#### [INSTRUCTIONS TO FOLLOW]
Your task is to print every entry below exactly as given.

──────── PROVIDED ENTRIES

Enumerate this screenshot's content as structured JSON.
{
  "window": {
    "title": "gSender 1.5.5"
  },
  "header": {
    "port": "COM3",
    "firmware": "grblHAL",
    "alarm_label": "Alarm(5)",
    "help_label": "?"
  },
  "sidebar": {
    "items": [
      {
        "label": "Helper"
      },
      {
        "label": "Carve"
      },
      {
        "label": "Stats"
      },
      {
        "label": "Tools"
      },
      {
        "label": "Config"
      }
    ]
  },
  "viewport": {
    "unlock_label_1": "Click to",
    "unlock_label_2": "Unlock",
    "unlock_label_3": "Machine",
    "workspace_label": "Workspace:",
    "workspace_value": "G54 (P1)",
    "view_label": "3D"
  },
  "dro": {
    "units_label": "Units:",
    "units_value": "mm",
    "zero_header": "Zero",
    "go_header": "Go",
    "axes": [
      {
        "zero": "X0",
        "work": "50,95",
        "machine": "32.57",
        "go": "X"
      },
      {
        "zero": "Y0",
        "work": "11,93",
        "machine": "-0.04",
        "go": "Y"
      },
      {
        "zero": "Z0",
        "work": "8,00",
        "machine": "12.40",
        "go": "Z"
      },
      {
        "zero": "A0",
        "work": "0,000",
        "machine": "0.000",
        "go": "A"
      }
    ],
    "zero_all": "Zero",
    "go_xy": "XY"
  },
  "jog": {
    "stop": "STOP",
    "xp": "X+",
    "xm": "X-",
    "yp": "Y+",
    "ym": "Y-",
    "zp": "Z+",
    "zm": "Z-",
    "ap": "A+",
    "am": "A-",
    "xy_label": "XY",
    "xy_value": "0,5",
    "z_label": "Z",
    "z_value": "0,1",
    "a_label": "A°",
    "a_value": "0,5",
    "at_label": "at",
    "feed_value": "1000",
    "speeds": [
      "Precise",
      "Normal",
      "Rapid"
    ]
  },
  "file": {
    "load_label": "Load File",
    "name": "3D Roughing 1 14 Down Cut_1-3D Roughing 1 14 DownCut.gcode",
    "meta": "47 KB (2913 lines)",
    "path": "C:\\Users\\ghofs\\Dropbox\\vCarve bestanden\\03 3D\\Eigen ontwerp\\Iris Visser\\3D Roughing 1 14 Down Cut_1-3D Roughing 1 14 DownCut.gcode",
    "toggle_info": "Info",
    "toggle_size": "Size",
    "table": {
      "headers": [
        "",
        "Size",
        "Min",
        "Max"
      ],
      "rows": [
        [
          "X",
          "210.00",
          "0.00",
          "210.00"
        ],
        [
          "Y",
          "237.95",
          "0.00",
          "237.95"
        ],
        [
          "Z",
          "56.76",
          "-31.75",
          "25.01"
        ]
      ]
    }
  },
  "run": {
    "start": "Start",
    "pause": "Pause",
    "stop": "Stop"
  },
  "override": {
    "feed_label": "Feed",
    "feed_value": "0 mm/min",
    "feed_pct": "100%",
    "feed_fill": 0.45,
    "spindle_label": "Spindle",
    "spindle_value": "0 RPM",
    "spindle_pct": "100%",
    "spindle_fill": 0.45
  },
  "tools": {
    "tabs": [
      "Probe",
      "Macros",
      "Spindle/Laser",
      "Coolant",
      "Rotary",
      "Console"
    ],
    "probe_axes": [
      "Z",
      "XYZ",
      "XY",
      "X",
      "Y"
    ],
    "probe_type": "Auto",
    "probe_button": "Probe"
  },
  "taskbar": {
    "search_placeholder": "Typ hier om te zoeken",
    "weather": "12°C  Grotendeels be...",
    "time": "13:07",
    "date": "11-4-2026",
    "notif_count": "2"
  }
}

────────────────

#### [REPLY]
Enumerate this screenshot's content as structured JSON.
{
  "window": {
    "title": "gSender 1.5.5"
  },
  "header": {
    "port": "COM3",
    "firmware": "grblHAL",
    "alarm_label": "Alarm(5)",
    "help_label": "?"
  },
  "sidebar": {
    "items": [
      {
        "label": "Helper"
      },
      {
        "label": "Carve"
      },
      {
        "label": "Stats"
      },
      {
        "label": "Tools"
      },
      {
        "label": "Config"
      }
    ]
  },
  "viewport": {
    "unlock_label_1": "Click to",
    "unlock_label_2": "Unlock",
    "unlock_label_3": "Machine",
    "workspace_label": "Workspace:",
    "workspace_value": "G54 (P1)",
    "view_label": "3D"
  },
  "dro": {
    "units_label": "Units:",
    "units_value": "mm",
    "zero_header": "Zero",
    "go_header": "Go",
    "axes": [
      {
        "zero": "X0",
        "work": "50,95",
        "machine": "32.57",
        "go": "X"
      },
      {
        "zero": "Y0",
        "work": "11,93",
        "machine": "-0.04",
        "go": "Y"
      },
      {
        "zero": "Z0",
        "work": "8,00",
        "machine": "12.40",
        "go": "Z"
      },
      {
        "zero": "A0",
        "work": "0,000",
        "machine": "0.000",
        "go": "A"
      }
    ],
    "zero_all": "Zero",
    "go_xy": "XY"
  },
  "jog": {
    "stop": "STOP",
    "xp": "X+",
    "xm": "X-",
    "yp": "Y+",
    "ym": "Y-",
    "zp": "Z+",
    "zm": "Z-",
    "ap": "A+",
    "am": "A-",
    "xy_label": "XY",
    "xy_value": "0,5",
    "z_label": "Z",
    "z_value": "0,1",
    "a_label": "A°",
    "a_value": "0,5",
    "at_label": "at",
    "feed_value": "1000",
    "speeds": [
      "Precise",
      "Normal",
      "Rapid"
    ]
  },
  "file": {
    "load_label": "Load File",
    "name": "3D Roughing 1 14 Down Cut_1-3D Roughing 1 14 DownCut.gcode",
    "meta": "47 KB (2913 lines)",
    "path": "C:\\Users\\ghofs\\Dropbox\\vCarve bestanden\\03 3D\\Eigen ontwerp\\Iris Visser\\3D Roughing 1 14 Down Cut_1-3D Roughing 1 14 DownCut.gcode",
    "toggle_info": "Info",
    "toggle_size": "Size",
    "table": {
      "headers": [
        "",
        "Size",
        "Min",
        "Max"
      ],
      "rows": [
        [
          "X",
          "210.00",
          "0.00",
          "210.00"
        ],
        [
          "Y",
          "237.95",
          "0.00",
          "237.95"
        ],
        [
          "Z",
          "56.76",
          "-31.75",
          "25.01"
        ]
      ]
    }
  },
  "run": {
    "start": "Start",
    "pause": "Pause",
    "stop": "Stop"
  },
  "override": {
    "feed_label": "Feed",
    "feed_value": "0 mm/min",
    "feed_pct": "100%",
    "feed_fill": 0.45,
    "spindle_label": "Spindle",
    "spindle_value": "0 RPM",
    "spindle_pct": "100%",
    "spindle_fill": 0.45
  },
  "tools": {
    "tabs": [
      "Probe",
      "Macros",
      "Spindle/Laser",
      "Coolant",
      "Rotary",
      "Console"
    ],
    "probe_axes": [
      "Z",
      "XYZ",
      "XY",
      "X",
      "Y"
    ],
    "probe_type": "Auto",
    "probe_button": "Probe"
  },
  "taskbar": {
    "search_placeholder": "Typ hier om te zoeken",
    "weather": "12°C  Grotendeels be...",
    "time": "13:07",
    "date": "11-4-2026",
    "notif_count": "2"
  }
}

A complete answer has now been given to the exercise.